> Sayfa:
****

Eğitimin bu iki temel sorununun çözümü, hiç de öyle karmaşık bir çözüm değildir; sorunu yaratan koşulları tersine çevirmekten ibarettir. Birincisi, Cumhuriyet devriminin sosyal(ist) politikalarına dönmek, eğitimi yeniden devletin kamu hizmeti alanına taşımak zorunludur. Bunun için, çocuğuna iyi bir gelecek hazırlamak arzusunda olan, bu uğurda her türlü fedakârlığa hazır anne babanın gözünde özelleştirmeyi meşru kılan sınav merkezli, yarışmacı ve rekabetçi bir eğitim pratiği tümüyle terk edilmelidir. Kademeler arasındaki geçiş, tümüyle okul başarısına; okul başarısı da ilk öğretimde öğretmen gözlemine, orta öğretimde yönlendirme çalışmalarına dayandırılmalıdır.

Sınavlar geri bildirim almak ve destek programları planlamak işlevleriyle sınırlanmalıdır.  Merkezi sınav kursları kapatılmalı, “kişisel gelişim” adı arkasına saklananlarla kararlı bir biçimde mücadele edilmeli; özel okullar ve vakıf üniversiteleri ilk adımda kapatılamıyorsa bile sıkı bir denetimle halk yararı gözetilerek yeniden yapılandırılmalı ve aşamalı bir biçimde kamuya kazandırılmalıdır. Kademelerindeki detaylarında kolayca uzlaşılabilecek eğitim sisteminin, okul öncesinden üniversiteye kadar her aşaması tamamıyla bir kamu hizmeti biçiminde kurgulanmalıdır.

****

> Veri Satırları:
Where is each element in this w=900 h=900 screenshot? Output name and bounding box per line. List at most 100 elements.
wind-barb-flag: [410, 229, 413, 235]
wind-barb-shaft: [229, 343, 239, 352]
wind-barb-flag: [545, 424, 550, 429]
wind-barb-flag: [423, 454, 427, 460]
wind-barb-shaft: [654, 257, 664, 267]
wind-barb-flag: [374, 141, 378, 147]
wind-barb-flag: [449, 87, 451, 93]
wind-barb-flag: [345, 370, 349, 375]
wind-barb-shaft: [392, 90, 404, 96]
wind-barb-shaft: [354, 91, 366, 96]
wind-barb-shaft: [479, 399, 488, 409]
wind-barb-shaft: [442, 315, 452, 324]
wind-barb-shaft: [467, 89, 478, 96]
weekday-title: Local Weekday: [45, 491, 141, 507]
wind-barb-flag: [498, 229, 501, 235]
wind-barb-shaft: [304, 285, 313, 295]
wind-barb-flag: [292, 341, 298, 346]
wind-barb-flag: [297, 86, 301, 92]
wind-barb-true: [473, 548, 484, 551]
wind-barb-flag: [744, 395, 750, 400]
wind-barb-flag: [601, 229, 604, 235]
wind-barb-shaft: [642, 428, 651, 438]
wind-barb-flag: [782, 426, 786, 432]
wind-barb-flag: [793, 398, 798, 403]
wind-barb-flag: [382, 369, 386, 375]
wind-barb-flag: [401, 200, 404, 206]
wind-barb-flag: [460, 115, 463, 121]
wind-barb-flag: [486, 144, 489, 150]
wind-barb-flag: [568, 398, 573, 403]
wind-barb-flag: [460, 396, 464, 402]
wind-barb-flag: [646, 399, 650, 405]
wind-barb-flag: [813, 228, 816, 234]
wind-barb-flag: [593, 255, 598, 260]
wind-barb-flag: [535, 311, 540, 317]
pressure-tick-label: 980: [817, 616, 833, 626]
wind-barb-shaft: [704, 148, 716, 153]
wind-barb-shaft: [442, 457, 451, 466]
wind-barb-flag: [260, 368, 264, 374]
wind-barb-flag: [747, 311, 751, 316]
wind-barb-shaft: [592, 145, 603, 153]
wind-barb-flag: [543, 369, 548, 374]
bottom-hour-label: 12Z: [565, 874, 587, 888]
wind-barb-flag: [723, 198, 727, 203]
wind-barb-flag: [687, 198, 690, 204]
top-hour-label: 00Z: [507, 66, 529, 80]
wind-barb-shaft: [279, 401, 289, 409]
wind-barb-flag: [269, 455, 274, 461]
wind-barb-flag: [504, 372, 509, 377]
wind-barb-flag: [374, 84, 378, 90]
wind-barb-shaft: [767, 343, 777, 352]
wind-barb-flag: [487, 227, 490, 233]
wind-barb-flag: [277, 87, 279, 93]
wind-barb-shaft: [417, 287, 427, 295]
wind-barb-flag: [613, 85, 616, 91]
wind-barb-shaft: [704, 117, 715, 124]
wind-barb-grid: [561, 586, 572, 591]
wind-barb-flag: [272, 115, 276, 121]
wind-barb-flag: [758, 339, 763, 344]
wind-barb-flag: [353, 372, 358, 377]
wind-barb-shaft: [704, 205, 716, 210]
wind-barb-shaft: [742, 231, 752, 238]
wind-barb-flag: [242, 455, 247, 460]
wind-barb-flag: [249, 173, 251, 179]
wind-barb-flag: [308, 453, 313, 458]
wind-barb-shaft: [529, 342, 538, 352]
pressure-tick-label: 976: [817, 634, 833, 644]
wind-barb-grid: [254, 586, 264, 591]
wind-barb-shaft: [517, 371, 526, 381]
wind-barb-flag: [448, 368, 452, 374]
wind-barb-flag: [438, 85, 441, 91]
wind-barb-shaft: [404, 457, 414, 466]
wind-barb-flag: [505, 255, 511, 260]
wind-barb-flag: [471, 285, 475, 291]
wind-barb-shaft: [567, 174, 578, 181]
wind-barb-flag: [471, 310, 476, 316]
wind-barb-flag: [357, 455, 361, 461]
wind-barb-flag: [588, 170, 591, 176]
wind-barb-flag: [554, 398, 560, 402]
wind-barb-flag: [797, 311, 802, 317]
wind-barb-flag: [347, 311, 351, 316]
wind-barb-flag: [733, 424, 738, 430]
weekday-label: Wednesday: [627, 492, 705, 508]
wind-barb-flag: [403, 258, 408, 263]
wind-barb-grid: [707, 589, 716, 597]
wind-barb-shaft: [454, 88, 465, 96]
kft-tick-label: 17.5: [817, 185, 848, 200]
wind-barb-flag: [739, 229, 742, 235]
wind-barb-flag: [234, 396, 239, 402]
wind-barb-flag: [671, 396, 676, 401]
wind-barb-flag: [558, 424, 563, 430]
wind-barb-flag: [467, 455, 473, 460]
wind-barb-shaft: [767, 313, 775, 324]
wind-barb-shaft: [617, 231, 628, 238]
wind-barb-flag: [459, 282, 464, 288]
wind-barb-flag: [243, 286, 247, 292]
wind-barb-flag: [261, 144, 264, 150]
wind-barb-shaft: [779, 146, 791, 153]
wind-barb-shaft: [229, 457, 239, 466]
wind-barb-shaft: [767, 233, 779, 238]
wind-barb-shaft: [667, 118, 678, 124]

****

> Alıştırma Görevleri:
(1) Eğitim sorunlarına ilişkin metinde "Sınavlar geri bildirim" ifadesinden "hizmeti biçiminde kurgulanmalıdır." ifadesine kadar uzanan bölümün tamamını harfi harfine kopyalayın.
(2) Eğitim sorunlarına ilişkin metnin devamını, son cümlesinden sonrasını getirerek yazın.

> Görev Yanıtları:
(1)
Sınavlar geri bildirim almak ve destek programları planlamak işlevleriyle sınırlanmalıdır.  Merkezi sınav kursları kapatılmalı, “kişisel gelişim” adı arkasına saklananlarla kararlı bir biçimde mücadele edilmeli; özel okullar ve vakıf üniversiteleri ilk adımda kapatılamıyorsa bile sıkı bir denetimle halk yararı gözetilerek yeniden yapılandırılmalı ve aşamalı bir biçimde kamuya kazandırılmalıdır. Kademelerindeki detaylarında kolayca uzlaşılabilecek eğitim sisteminin, okul öncesinden üniversiteye kadar her aşaması tamamıyla bir kamu hizmeti biçiminde kurgulanmalıdır.

(2)
İkinci sorunun çözümü de kendi içindedir: Cumhuriyet aydınlanmasının meşalesini yeniden yakmak! Yani eğitim tepeden tırnağa laik ve bilimsel bir karaktere kavuşturulmalıdır. İlk adım, tarikat ve cemaatlerin eğitim bakanlığıyla ilgili tüm protokolleri iptal etmekle atılmalıdır. Bu tür yapılanmaların devletle her türlü ilişkisi kesilmelidir. Eğitim alanındaki hizmetler devletin resmî kurumlarında yetişmiş liyakat sahibi personel aracılığıyla verilmelidir. Özellikle ilk ve orta öğretimde velileri de eğitimin aileleri doğrudan ilgilendiren karar süreçlerine katabilecek mekanizmaların geliştirilmesi ve işletilebilmesi önemlidir.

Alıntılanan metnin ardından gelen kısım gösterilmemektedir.